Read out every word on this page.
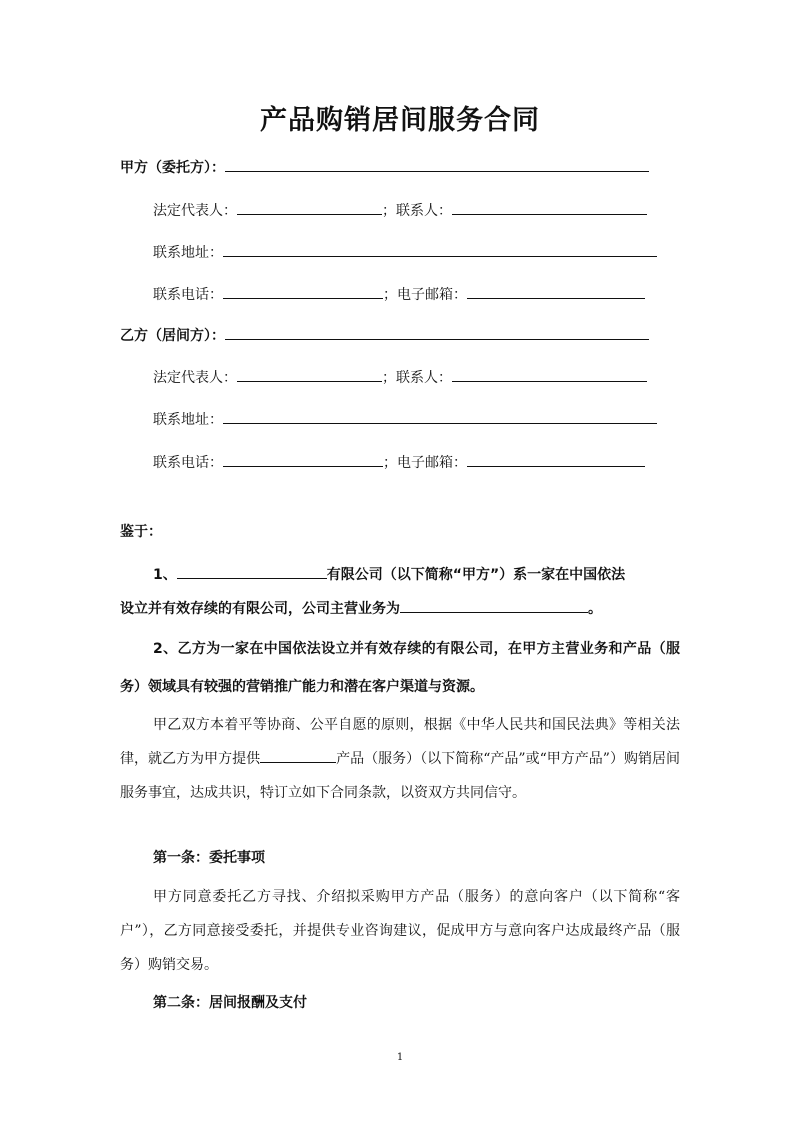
产品购销居间服务合同
甲方（委托方）：
法定代表人：	；联系人：
联系地址：
联系电话：	；电子邮箱：
乙方（居间方）：
法定代表人：	；联系人：
联系地址：
联系电话：	；电子邮箱：
鉴于：
1、	有限公司（以下简称“甲方”）系一家在中国依法
设立并有效存续的有限公司，公司主营业务为	。
2、乙方为一家在中国依法设立并有效存续的有限公司，在甲方主营业务和产品（服务）领域具有较强的营销推广能力和潜在客户渠道与资源。
甲乙双方本着平等协商、公平自愿的原则，根据《中华人民共和国民法典》等相关法律，就乙方为甲方提供	产品（服务）（以下简称“产品”或“甲方产品”）购销居间服务事宜，达成共识，特订立如下合同条款，以资双方共同信守。
第一条：委托事项
甲方同意委托乙方寻找、介绍拟采购甲方产品（服务）的意向客户（以下简称“客户”），乙方同意接受委托，并提供专业咨询建议，促成甲方与意向客户达成最终产品（服务）购销交易。
第二条：居间报酬及支付
1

**Given exercise:** Omitting all images, print the listing exactly.

**Task answer:**
Read out every word on this page.
产品购销居间服务合同
甲方（委托方）：
法定代表人：	；联系人：
联系地址：
联系电话：	；电子邮箱：
乙方（居间方）：
法定代表人：	；联系人：
联系地址：
联系电话：	；电子邮箱：
鉴于：
1、	有限公司（以下简称“甲方”）系一家在中国依法
设立并有效存续的有限公司，公司主营业务为	。
2、乙方为一家在中国依法设立并有效存续的有限公司，在甲方主营业务和产品（服务）领域具有较强的营销推广能力和潜在客户渠道与资源。
甲乙双方本着平等协商、公平自愿的原则，根据《中华人民共和国民法典》等相关法律，就乙方为甲方提供	产品（服务）（以下简称“产品”或“甲方产品”）购销居间服务事宜，达成共识，特订立如下合同条款，以资双方共同信守。
第一条：委托事项
甲方同意委托乙方寻找、介绍拟采购甲方产品（服务）的意向客户（以下简称“客户”），乙方同意接受委托，并提供专业咨询建议，促成甲方与意向客户达成最终产品（服务）购销交易。
第二条：居间报酬及支付
1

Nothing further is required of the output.